Figure contents as structured data:
====

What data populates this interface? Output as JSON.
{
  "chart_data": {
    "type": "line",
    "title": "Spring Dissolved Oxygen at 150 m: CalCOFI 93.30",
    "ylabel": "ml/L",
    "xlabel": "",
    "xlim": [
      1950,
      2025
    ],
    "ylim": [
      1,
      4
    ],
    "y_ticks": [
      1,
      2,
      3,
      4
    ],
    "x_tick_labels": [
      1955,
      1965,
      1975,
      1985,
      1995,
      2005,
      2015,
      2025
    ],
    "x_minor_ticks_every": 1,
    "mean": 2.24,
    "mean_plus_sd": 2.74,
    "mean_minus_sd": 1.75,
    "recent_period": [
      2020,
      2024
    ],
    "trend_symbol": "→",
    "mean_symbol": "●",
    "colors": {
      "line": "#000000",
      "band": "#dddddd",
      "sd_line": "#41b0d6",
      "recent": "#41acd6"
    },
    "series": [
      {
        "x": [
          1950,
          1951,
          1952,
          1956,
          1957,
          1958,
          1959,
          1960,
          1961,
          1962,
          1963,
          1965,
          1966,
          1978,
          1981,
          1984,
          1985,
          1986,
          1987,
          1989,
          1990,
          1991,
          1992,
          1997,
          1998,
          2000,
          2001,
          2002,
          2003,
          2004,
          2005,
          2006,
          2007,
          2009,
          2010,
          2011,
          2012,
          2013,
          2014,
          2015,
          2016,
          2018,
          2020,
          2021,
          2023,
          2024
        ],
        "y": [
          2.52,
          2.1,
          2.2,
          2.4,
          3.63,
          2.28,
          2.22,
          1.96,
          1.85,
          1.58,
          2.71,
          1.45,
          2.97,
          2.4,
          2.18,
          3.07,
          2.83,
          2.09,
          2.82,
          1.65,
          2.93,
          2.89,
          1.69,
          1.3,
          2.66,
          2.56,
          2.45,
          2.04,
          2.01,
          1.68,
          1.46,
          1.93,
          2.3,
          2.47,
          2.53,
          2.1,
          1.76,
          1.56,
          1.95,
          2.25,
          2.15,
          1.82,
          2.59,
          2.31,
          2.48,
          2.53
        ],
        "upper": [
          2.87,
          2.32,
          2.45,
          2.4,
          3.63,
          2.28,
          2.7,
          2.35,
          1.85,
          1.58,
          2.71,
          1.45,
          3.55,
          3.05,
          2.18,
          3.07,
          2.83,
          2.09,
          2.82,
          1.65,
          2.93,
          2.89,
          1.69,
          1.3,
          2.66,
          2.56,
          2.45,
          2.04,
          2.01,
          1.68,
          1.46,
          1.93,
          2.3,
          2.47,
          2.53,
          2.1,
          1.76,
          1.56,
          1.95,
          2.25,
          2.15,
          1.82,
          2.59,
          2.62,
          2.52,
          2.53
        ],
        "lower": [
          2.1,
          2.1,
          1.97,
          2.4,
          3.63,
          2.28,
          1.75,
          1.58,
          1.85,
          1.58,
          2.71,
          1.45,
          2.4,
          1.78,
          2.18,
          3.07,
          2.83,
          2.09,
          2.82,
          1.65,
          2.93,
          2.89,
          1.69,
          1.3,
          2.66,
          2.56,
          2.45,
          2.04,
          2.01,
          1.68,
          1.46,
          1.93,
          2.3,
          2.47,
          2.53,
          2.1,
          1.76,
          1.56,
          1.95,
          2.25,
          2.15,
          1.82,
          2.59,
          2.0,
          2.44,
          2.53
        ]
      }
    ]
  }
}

====

• _Task_: Reproduce all the records precisely.

• _Written answer_:
What data populates this interface? Output as JSON.
{
  "chart_data": {
    "type": "line",
    "title": "Spring Dissolved Oxygen at 150 m: CalCOFI 93.30",
    "ylabel": "ml/L",
    "xlabel": "",
    "xlim": [
      1950,
      2025
    ],
    "ylim": [
      1,
      4
    ],
    "y_ticks": [
      1,
      2,
      3,
      4
    ],
    "x_tick_labels": [
      1955,
      1965,
      1975,
      1985,
      1995,
      2005,
      2015,
      2025
    ],
    "x_minor_ticks_every": 1,
    "mean": 2.24,
    "mean_plus_sd": 2.74,
    "mean_minus_sd": 1.75,
    "recent_period": [
      2020,
      2024
    ],
    "trend_symbol": "→",
    "mean_symbol": "●",
    "colors": {
      "line": "#000000",
      "band": "#dddddd",
      "sd_line": "#41b0d6",
      "recent": "#41acd6"
    },
    "series": [
      {
        "x": [
          1950,
          1951,
          1952,
          1956,
          1957,
          1958,
          1959,
          1960,
          1961,
          1962,
          1963,
          1965,
          1966,
          1978,
          1981,
          1984,
          1985,
          1986,
          1987,
          1989,
          1990,
          1991,
          1992,
          1997,
          1998,
          2000,
          2001,
          2002,
          2003,
          2004,
          2005,
          2006,
          2007,
          2009,
          2010,
          2011,
          2012,
          2013,
          2014,
          2015,
          2016,
          2018,
          2020,
          2021,
          2023,
          2024
        ],
        "y": [
          2.52,
          2.1,
          2.2,
          2.4,
          3.63,
          2.28,
          2.22,
          1.96,
          1.85,
          1.58,
          2.71,
          1.45,
          2.97,
          2.4,
          2.18,
          3.07,
          2.83,
          2.09,
          2.82,
          1.65,
          2.93,
          2.89,
          1.69,
          1.3,
          2.66,
          2.56,
          2.45,
          2.04,
          2.01,
          1.68,
          1.46,
          1.93,
          2.3,
          2.47,
          2.53,
          2.1,
          1.76,
          1.56,
          1.95,
          2.25,
          2.15,
          1.82,
          2.59,
          2.31,
          2.48,
          2.53
        ],
        "upper": [
          2.87,
          2.32,
          2.45,
          2.4,
          3.63,
          2.28,
          2.7,
          2.35,
          1.85,
          1.58,
          2.71,
          1.45,
          3.55,
          3.05,
          2.18,
          3.07,
          2.83,
          2.09,
          2.82,
          1.65,
          2.93,
          2.89,
          1.69,
          1.3,
          2.66,
          2.56,
          2.45,
          2.04,
          2.01,
          1.68,
          1.46,
          1.93,
          2.3,
          2.47,
          2.53,
          2.1,
          1.76,
          1.56,
          1.95,
          2.25,
          2.15,
          1.82,
          2.59,
          2.62,
          2.52,
          2.53
        ],
        "lower": [
          2.1,
          2.1,
          1.97,
          2.4,
          3.63,
          2.28,
          1.75,
          1.58,
          1.85,
          1.58,
          2.71,
          1.45,
          2.4,
          1.78,
          2.18,
          3.07,
          2.83,
          2.09,
          2.82,
          1.65,
          2.93,
          2.89,
          1.69,
          1.3,
          2.66,
          2.56,
          2.45,
          2.04,
          2.01,
          1.68,
          1.46,
          1.93,
          2.3,
          2.47,
          2.53,
          2.1,
          1.76,
          1.56,
          1.95,
          2.25,
          2.15,
          1.82,
          2.59,
          2.0,
          2.44,
          2.53
        ]
      }
    ]
  }
}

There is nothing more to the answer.